◆ **Exercise description**
Say only how many lines contain the word "name".

◆ **Material supplied**
######
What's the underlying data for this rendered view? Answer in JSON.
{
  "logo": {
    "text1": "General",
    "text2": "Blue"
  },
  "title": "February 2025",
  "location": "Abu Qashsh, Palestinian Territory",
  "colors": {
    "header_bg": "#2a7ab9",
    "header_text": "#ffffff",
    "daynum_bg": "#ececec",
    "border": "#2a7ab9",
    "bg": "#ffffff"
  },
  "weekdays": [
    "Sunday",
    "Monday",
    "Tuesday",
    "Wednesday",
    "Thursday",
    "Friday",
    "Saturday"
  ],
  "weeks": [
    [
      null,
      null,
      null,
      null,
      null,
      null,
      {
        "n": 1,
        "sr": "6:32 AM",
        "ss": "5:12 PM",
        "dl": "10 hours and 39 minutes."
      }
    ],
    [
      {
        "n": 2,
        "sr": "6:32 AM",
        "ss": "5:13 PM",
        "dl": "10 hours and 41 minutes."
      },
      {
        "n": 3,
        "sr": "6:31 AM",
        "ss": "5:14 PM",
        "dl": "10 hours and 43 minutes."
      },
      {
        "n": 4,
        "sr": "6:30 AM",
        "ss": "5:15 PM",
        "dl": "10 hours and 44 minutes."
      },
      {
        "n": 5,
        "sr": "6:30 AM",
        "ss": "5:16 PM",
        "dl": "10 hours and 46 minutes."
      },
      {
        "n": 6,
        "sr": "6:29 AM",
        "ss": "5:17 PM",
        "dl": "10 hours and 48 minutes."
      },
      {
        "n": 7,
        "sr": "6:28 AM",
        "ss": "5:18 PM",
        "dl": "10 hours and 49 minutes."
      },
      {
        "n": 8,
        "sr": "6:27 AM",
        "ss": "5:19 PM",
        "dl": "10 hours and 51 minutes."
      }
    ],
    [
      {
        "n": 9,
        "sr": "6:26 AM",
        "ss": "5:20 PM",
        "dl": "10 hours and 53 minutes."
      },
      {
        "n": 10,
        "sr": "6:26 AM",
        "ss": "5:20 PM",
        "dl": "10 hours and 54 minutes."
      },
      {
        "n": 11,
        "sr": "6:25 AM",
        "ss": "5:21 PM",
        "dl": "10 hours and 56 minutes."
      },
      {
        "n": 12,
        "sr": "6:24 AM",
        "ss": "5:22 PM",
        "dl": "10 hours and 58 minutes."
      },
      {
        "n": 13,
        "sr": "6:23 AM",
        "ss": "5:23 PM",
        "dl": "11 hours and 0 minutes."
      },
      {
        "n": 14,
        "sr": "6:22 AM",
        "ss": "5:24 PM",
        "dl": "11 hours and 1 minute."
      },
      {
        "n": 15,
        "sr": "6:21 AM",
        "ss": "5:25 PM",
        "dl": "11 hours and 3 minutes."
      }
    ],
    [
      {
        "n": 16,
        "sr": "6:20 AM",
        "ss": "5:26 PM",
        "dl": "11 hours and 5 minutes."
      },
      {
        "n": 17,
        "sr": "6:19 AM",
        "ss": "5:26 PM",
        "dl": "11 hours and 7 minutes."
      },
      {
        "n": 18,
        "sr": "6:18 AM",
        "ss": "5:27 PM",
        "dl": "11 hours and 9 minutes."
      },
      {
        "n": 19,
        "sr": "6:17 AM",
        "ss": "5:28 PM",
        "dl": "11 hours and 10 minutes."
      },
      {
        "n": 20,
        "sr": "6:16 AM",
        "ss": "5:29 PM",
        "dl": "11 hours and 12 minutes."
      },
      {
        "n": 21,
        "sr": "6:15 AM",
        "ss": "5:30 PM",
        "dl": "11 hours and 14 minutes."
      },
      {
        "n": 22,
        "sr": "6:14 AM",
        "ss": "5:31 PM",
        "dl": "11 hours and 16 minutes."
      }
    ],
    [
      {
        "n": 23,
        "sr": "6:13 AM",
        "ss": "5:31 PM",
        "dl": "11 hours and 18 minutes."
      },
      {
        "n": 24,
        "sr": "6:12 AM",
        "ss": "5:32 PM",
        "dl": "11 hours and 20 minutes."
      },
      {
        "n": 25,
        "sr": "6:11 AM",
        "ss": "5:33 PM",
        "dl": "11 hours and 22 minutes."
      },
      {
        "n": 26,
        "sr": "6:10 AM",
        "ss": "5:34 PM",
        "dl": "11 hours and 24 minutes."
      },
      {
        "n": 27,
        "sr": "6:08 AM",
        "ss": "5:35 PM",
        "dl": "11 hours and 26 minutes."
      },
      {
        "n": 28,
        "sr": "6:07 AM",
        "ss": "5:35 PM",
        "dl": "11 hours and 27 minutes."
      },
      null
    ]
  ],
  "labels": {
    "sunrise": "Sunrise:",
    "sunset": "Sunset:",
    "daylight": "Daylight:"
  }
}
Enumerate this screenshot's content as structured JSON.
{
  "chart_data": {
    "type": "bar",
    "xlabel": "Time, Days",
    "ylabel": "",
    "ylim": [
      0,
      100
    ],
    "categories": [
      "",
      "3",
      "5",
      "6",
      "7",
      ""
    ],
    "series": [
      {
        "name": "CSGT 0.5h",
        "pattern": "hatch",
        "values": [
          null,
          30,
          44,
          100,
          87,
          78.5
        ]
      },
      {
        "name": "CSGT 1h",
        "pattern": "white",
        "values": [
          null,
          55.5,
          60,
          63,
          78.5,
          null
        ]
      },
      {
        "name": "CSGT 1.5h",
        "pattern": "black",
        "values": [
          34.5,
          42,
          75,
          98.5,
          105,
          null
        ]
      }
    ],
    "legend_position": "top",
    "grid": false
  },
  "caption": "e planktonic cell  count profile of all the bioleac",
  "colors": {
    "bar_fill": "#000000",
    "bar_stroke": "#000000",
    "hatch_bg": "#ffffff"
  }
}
######
◆ **Solution for this exercise**
3